## STATED PROBLEM:
Transcribe the material in full. Nothing should differ except that the pictures are left out.
* start *
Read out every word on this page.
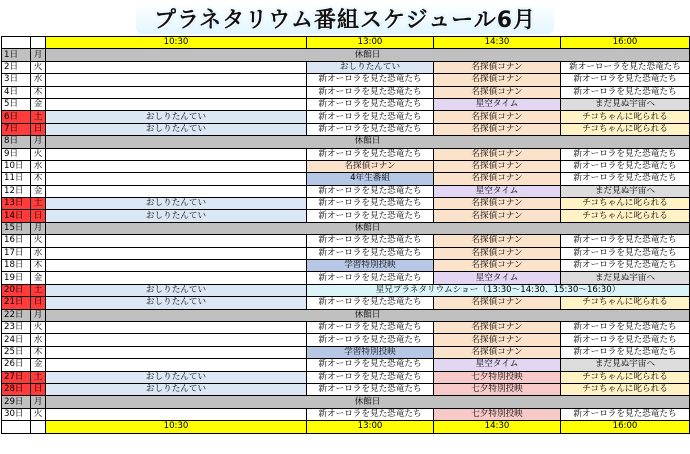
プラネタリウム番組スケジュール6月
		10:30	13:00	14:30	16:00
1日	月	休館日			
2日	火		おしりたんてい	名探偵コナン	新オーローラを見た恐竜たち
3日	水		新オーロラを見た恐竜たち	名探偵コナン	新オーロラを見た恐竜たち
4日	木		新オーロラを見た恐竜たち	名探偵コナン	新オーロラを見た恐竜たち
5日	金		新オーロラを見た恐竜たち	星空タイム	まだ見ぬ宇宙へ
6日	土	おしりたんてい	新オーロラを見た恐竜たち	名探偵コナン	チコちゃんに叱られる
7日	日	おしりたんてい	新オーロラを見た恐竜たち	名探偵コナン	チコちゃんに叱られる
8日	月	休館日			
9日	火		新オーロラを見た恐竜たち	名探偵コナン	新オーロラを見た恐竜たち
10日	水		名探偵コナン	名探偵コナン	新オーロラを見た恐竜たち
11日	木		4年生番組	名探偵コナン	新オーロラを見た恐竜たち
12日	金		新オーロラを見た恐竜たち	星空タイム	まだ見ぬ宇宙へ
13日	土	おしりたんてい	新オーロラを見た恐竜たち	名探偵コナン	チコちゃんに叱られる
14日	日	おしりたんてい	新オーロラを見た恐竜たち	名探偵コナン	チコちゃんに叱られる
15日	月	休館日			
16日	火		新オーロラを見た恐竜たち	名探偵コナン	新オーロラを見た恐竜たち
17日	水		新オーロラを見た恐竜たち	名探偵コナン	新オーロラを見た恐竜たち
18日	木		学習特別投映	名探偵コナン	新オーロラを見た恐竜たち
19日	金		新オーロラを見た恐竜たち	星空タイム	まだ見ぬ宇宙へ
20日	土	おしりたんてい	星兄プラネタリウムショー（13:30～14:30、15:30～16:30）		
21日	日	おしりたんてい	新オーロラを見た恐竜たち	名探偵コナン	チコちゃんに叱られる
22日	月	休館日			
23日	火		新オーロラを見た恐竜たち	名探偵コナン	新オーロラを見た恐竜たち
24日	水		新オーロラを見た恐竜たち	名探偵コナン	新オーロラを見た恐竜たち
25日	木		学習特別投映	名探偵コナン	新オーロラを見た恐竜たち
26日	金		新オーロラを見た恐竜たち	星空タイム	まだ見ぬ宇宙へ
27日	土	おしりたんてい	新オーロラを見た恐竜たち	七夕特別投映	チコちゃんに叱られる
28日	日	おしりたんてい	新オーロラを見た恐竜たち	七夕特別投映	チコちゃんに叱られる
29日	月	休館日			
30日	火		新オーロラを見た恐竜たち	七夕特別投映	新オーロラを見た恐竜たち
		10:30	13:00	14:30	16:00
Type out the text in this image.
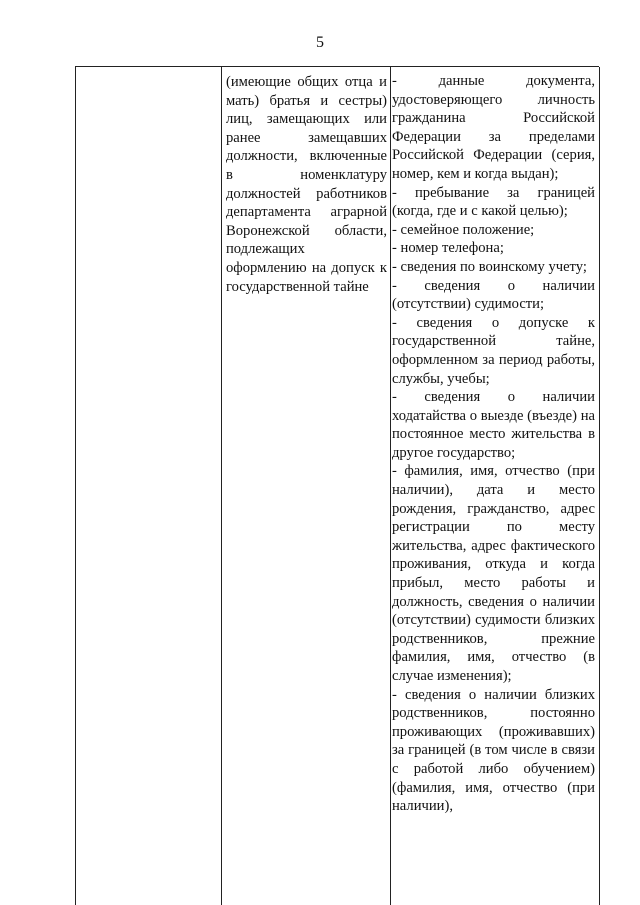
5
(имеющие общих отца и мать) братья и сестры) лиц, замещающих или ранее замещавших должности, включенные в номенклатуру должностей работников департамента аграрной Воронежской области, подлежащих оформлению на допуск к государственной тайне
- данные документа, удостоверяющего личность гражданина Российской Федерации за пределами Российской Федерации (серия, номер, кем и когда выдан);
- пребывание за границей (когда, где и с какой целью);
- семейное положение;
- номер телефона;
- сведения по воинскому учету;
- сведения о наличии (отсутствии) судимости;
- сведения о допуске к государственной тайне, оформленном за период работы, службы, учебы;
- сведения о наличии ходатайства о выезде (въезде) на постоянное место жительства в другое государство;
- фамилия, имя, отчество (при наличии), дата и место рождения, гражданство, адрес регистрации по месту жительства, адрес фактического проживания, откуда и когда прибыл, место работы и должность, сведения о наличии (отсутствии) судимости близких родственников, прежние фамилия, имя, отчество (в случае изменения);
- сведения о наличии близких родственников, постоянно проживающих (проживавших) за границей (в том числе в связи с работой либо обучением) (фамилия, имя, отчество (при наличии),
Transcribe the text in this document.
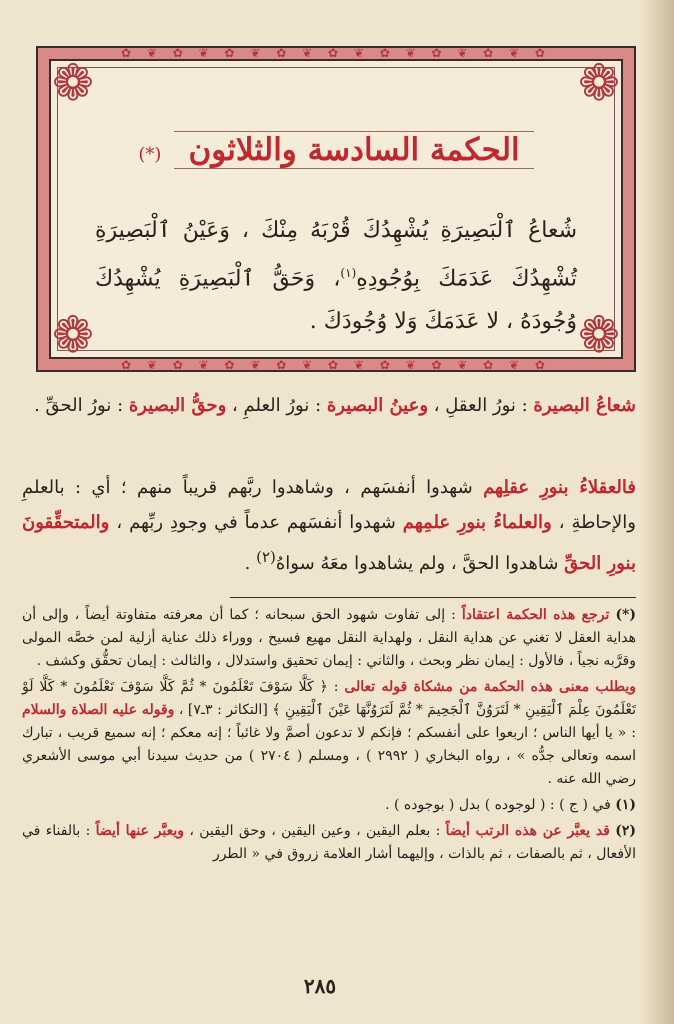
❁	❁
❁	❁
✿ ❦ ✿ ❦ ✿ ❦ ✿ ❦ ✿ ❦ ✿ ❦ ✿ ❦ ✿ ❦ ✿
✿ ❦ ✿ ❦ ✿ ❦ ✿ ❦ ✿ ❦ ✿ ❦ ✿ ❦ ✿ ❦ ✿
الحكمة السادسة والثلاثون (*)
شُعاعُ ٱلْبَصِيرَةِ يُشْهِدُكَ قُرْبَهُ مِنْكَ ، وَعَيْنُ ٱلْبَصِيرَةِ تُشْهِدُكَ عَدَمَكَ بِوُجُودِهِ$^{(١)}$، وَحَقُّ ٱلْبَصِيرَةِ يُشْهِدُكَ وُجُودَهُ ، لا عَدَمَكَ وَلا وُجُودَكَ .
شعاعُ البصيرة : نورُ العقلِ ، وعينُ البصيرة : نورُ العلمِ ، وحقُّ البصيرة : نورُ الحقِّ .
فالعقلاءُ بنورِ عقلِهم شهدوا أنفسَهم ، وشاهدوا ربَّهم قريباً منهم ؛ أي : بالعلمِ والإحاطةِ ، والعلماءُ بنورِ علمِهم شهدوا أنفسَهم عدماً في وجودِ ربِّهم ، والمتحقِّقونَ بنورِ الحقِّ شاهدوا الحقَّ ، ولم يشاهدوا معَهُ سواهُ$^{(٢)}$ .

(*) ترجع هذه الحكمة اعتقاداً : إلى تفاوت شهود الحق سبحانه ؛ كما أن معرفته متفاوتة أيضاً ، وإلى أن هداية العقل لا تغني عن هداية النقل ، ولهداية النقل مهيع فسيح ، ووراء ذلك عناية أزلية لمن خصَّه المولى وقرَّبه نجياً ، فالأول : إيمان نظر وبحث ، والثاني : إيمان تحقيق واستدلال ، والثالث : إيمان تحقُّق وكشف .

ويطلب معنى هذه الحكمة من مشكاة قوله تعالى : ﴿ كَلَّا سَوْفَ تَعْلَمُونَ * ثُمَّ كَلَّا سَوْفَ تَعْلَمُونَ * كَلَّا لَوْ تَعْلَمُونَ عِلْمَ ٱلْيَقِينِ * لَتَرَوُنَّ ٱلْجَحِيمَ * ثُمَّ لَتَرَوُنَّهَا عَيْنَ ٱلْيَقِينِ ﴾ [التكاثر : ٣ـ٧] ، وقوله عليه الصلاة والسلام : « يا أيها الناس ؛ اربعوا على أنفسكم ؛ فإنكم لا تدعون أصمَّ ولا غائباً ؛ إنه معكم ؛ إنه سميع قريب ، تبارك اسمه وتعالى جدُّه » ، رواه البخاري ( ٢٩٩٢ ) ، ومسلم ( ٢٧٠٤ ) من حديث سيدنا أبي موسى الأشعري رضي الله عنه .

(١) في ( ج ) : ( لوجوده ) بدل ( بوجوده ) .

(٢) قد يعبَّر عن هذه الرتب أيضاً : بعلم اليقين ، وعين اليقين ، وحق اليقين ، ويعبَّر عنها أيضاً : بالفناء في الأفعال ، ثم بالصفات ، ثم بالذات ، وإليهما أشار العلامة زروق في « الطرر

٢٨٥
* end *
## CORRECT ANSWER:
Read out every word on this page.
プラネタリウム番組スケジュール6月
		10:30	13:00	14:30	16:00
1日	月	休館日			
2日	火		おしりたんてい	名探偵コナン	新オーローラを見た恐竜たち
3日	水		新オーロラを見た恐竜たち	名探偵コナン	新オーロラを見た恐竜たち
4日	木		新オーロラを見た恐竜たち	名探偵コナン	新オーロラを見た恐竜たち
5日	金		新オーロラを見た恐竜たち	星空タイム	まだ見ぬ宇宙へ
6日	土	おしりたんてい	新オーロラを見た恐竜たち	名探偵コナン	チコちゃんに叱られる
7日	日	おしりたんてい	新オーロラを見た恐竜たち	名探偵コナン	チコちゃんに叱られる
8日	月	休館日			
9日	火		新オーロラを見た恐竜たち	名探偵コナン	新オーロラを見た恐竜たち
10日	水		名探偵コナン	名探偵コナン	新オーロラを見た恐竜たち
11日	木		4年生番組	名探偵コナン	新オーロラを見た恐竜たち
12日	金		新オーロラを見た恐竜たち	星空タイム	まだ見ぬ宇宙へ
13日	土	おしりたんてい	新オーロラを見た恐竜たち	名探偵コナン	チコちゃんに叱られる
14日	日	おしりたんてい	新オーロラを見た恐竜たち	名探偵コナン	チコちゃんに叱られる
15日	月	休館日			
16日	火		新オーロラを見た恐竜たち	名探偵コナン	新オーロラを見た恐竜たち
17日	水		新オーロラを見た恐竜たち	名探偵コナン	新オーロラを見た恐竜たち
18日	木		学習特別投映	名探偵コナン	新オーロラを見た恐竜たち
19日	金		新オーロラを見た恐竜たち	星空タイム	まだ見ぬ宇宙へ
20日	土	おしりたんてい	星兄プラネタリウムショー（13:30～14:30、15:30～16:30）		
21日	日	おしりたんてい	新オーロラを見た恐竜たち	名探偵コナン	チコちゃんに叱られる
22日	月	休館日			
23日	火		新オーロラを見た恐竜たち	名探偵コナン	新オーロラを見た恐竜たち
24日	水		新オーロラを見た恐竜たち	名探偵コナン	新オーロラを見た恐竜たち
25日	木		学習特別投映	名探偵コナン	新オーロラを見た恐竜たち
26日	金		新オーロラを見た恐竜たち	星空タイム	まだ見ぬ宇宙へ
27日	土	おしりたんてい	新オーロラを見た恐竜たち	七夕特別投映	チコちゃんに叱られる
28日	日	おしりたんてい	新オーロラを見た恐竜たち	七夕特別投映	チコちゃんに叱られる
29日	月	休館日			
30日	火		新オーロラを見た恐竜たち	七夕特別投映	新オーロラを見た恐竜たち
		10:30	13:00	14:30	16:00
Type out the text in this image.
5
(имеющие общих отца и мать) братья и сестры) лиц, замещающих или ранее замещавших должности, включенные в номенклатуру должностей работников департамента аграрной Воронежской области, подлежащих оформлению на допуск к государственной тайне
- данные документа, удостоверяющего личность гражданина Российской Федерации за пределами Российской Федерации (серия, номер, кем и когда выдан);
- пребывание за границей (когда, где и с какой целью);
- семейное положение;
- номер телефона;
- сведения по воинскому учету;
- сведения о наличии (отсутствии) судимости;
- сведения о допуске к государственной тайне, оформленном за период работы, службы, учебы;
- сведения о наличии ходатайства о выезде (въезде) на постоянное место жительства в другое государство;
- фамилия, имя, отчество (при наличии), дата и место рождения, гражданство, адрес регистрации по месту жительства, адрес фактического проживания, откуда и когда прибыл, место работы и должность, сведения о наличии (отсутствии) судимости близких родственников, прежние фамилия, имя, отчество (в случае изменения);
- сведения о наличии близких родственников, постоянно проживающих (проживавших) за границей (в том числе в связи с работой либо обучением) (фамилия, имя, отчество (при наличии),
Transcribe the text in this document.
❁	❁
❁	❁
✿ ❦ ✿ ❦ ✿ ❦ ✿ ❦ ✿ ❦ ✿ ❦ ✿ ❦ ✿ ❦ ✿
✿ ❦ ✿ ❦ ✿ ❦ ✿ ❦ ✿ ❦ ✿ ❦ ✿ ❦ ✿ ❦ ✿
الحكمة السادسة والثلاثون (*)
شُعاعُ ٱلْبَصِيرَةِ يُشْهِدُكَ قُرْبَهُ مِنْكَ ، وَعَيْنُ ٱلْبَصِيرَةِ تُشْهِدُكَ عَدَمَكَ بِوُجُودِهِ$^{(١)}$، وَحَقُّ ٱلْبَصِيرَةِ يُشْهِدُكَ وُجُودَهُ ، لا عَدَمَكَ وَلا وُجُودَكَ .
شعاعُ البصيرة : نورُ العقلِ ، وعينُ البصيرة : نورُ العلمِ ، وحقُّ البصيرة : نورُ الحقِّ .
فالعقلاءُ بنورِ عقلِهم شهدوا أنفسَهم ، وشاهدوا ربَّهم قريباً منهم ؛ أي : بالعلمِ والإحاطةِ ، والعلماءُ بنورِ علمِهم شهدوا أنفسَهم عدماً في وجودِ ربِّهم ، والمتحقِّقونَ بنورِ الحقِّ شاهدوا الحقَّ ، ولم يشاهدوا معَهُ سواهُ$^{(٢)}$ .

(*) ترجع هذه الحكمة اعتقاداً : إلى تفاوت شهود الحق سبحانه ؛ كما أن معرفته متفاوتة أيضاً ، وإلى أن هداية العقل لا تغني عن هداية النقل ، ولهداية النقل مهيع فسيح ، ووراء ذلك عناية أزلية لمن خصَّه المولى وقرَّبه نجياً ، فالأول : إيمان نظر وبحث ، والثاني : إيمان تحقيق واستدلال ، والثالث : إيمان تحقُّق وكشف .

ويطلب معنى هذه الحكمة من مشكاة قوله تعالى : ﴿ كَلَّا سَوْفَ تَعْلَمُونَ * ثُمَّ كَلَّا سَوْفَ تَعْلَمُونَ * كَلَّا لَوْ تَعْلَمُونَ عِلْمَ ٱلْيَقِينِ * لَتَرَوُنَّ ٱلْجَحِيمَ * ثُمَّ لَتَرَوُنَّهَا عَيْنَ ٱلْيَقِينِ ﴾ [التكاثر : ٣ـ٧] ، وقوله عليه الصلاة والسلام : « يا أيها الناس ؛ اربعوا على أنفسكم ؛ فإنكم لا تدعون أصمَّ ولا غائباً ؛ إنه معكم ؛ إنه سميع قريب ، تبارك اسمه وتعالى جدُّه » ، رواه البخاري ( ٢٩٩٢ ) ، ومسلم ( ٢٧٠٤ ) من حديث سيدنا أبي موسى الأشعري رضي الله عنه .

(١) في ( ج ) : ( لوجوده ) بدل ( بوجوده ) .

(٢) قد يعبَّر عن هذه الرتب أيضاً : بعلم اليقين ، وعين اليقين ، وحق اليقين ، ويعبَّر عنها أيضاً : بالفناء في الأفعال ، ثم بالصفات ، ثم بالذات ، وإليهما أشار العلامة زروق في « الطرر

٢٨٥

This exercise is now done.